Stated exercise:
Give every entry again, word for word.

=-=-=

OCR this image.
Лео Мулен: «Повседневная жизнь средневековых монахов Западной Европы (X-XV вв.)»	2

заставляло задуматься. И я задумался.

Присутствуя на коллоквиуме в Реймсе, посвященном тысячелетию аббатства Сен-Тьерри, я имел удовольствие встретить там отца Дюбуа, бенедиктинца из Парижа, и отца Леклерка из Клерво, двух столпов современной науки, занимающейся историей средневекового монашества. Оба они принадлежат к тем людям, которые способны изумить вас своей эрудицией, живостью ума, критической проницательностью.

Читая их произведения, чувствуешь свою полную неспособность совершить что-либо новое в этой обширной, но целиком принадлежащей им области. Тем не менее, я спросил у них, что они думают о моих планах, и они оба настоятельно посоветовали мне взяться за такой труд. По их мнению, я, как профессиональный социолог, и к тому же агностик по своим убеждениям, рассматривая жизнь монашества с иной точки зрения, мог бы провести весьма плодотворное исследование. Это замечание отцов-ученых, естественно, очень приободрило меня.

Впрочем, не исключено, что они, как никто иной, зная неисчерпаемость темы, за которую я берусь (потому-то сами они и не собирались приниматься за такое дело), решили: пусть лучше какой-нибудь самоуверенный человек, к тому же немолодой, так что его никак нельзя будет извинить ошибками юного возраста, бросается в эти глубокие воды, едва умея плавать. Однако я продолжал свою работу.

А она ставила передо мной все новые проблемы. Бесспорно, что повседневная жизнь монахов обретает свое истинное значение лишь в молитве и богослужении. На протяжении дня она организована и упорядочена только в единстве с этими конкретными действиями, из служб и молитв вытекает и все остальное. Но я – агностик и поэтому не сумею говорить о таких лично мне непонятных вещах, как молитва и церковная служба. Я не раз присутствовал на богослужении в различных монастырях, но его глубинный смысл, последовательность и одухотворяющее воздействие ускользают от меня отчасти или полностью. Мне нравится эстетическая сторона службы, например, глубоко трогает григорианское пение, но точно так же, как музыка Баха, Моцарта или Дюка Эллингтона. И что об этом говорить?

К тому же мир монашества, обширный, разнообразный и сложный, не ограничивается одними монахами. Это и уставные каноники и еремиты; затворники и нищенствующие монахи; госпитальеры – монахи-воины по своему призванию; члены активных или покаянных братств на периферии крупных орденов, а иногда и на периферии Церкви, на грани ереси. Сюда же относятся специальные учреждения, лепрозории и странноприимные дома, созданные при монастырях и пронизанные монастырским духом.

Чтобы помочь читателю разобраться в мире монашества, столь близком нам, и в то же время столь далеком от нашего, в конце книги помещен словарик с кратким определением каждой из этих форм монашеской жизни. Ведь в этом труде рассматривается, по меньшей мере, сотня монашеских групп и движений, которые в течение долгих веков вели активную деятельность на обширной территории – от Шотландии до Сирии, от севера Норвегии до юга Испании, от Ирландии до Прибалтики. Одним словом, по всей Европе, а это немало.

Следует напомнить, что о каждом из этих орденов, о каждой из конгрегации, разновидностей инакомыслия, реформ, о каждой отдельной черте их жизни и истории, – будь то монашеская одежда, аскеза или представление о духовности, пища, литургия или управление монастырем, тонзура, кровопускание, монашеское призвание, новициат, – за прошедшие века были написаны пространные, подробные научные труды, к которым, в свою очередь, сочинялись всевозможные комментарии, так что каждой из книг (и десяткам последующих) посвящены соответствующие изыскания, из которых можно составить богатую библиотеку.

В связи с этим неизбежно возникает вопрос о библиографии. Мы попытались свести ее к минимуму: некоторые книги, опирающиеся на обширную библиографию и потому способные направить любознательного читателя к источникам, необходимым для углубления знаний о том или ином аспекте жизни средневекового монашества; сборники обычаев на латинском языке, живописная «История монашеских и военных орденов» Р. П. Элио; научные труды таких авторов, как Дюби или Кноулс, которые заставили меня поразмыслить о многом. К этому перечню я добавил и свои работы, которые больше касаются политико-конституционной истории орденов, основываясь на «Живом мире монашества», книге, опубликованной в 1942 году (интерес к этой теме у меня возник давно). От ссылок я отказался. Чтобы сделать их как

=-=-=

Response:
OCR this image.
Лео Мулен: «Повседневная жизнь средневековых монахов Западной Европы (X-XV вв.)»	2

заставляло задуматься. И я задумался.

Присутствуя на коллоквиуме в Реймсе, посвященном тысячелетию аббатства Сен-Тьерри, я имел удовольствие встретить там отца Дюбуа, бенедиктинца из Парижа, и отца Леклерка из Клерво, двух столпов современной науки, занимающейся историей средневекового монашества. Оба они принадлежат к тем людям, которые способны изумить вас своей эрудицией, живостью ума, критической проницательностью.

Читая их произведения, чувствуешь свою полную неспособность совершить что-либо новое в этой обширной, но целиком принадлежащей им области. Тем не менее, я спросил у них, что они думают о моих планах, и они оба настоятельно посоветовали мне взяться за такой труд. По их мнению, я, как профессиональный социолог, и к тому же агностик по своим убеждениям, рассматривая жизнь монашества с иной точки зрения, мог бы провести весьма плодотворное исследование. Это замечание отцов-ученых, естественно, очень приободрило меня.

Впрочем, не исключено, что они, как никто иной, зная неисчерпаемость темы, за которую я берусь (потому-то сами они и не собирались приниматься за такое дело), решили: пусть лучше какой-нибудь самоуверенный человек, к тому же немолодой, так что его никак нельзя будет извинить ошибками юного возраста, бросается в эти глубокие воды, едва умея плавать. Однако я продолжал свою работу.

А она ставила передо мной все новые проблемы. Бесспорно, что повседневная жизнь монахов обретает свое истинное значение лишь в молитве и богослужении. На протяжении дня она организована и упорядочена только в единстве с этими конкретными действиями, из служб и молитв вытекает и все остальное. Но я – агностик и поэтому не сумею говорить о таких лично мне непонятных вещах, как молитва и церковная служба. Я не раз присутствовал на богослужении в различных монастырях, но его глубинный смысл, последовательность и одухотворяющее воздействие ускользают от меня отчасти или полностью. Мне нравится эстетическая сторона службы, например, глубоко трогает григорианское пение, но точно так же, как музыка Баха, Моцарта или Дюка Эллингтона. И что об этом говорить?

К тому же мир монашества, обширный, разнообразный и сложный, не ограничивается одними монахами. Это и уставные каноники и еремиты; затворники и нищенствующие монахи; госпитальеры – монахи-воины по своему призванию; члены активных или покаянных братств на периферии крупных орденов, а иногда и на периферии Церкви, на грани ереси. Сюда же относятся специальные учреждения, лепрозории и странноприимные дома, созданные при монастырях и пронизанные монастырским духом.

Чтобы помочь читателю разобраться в мире монашества, столь близком нам, и в то же время столь далеком от нашего, в конце книги помещен словарик с кратким определением каждой из этих форм монашеской жизни. Ведь в этом труде рассматривается, по меньшей мере, сотня монашеских групп и движений, которые в течение долгих веков вели активную деятельность на обширной территории – от Шотландии до Сирии, от севера Норвегии до юга Испании, от Ирландии до Прибалтики. Одним словом, по всей Европе, а это немало.

Следует напомнить, что о каждом из этих орденов, о каждой из конгрегации, разновидностей инакомыслия, реформ, о каждой отдельной черте их жизни и истории, – будь то монашеская одежда, аскеза или представление о духовности, пища, литургия или управление монастырем, тонзура, кровопускание, монашеское призвание, новициат, – за прошедшие века были написаны пространные, подробные научные труды, к которым, в свою очередь, сочинялись всевозможные комментарии, так что каждой из книг (и десяткам последующих) посвящены соответствующие изыскания, из которых можно составить богатую библиотеку.

В связи с этим неизбежно возникает вопрос о библиографии. Мы попытались свести ее к минимуму: некоторые книги, опирающиеся на обширную библиографию и потому способные направить любознательного читателя к источникам, необходимым для углубления знаний о том или ином аспекте жизни средневекового монашества; сборники обычаев на латинском языке, живописная «История монашеских и военных орденов» Р. П. Элио; научные труды таких авторов, как Дюби или Кноулс, которые заставили меня поразмыслить о многом. К этому перечню я добавил и свои работы, которые больше касаются политико-конституционной истории орденов, основываясь на «Живом мире монашества», книге, опубликованной в 1942 году (интерес к этой теме у меня возник давно). От ссылок я отказался. Чтобы сделать их как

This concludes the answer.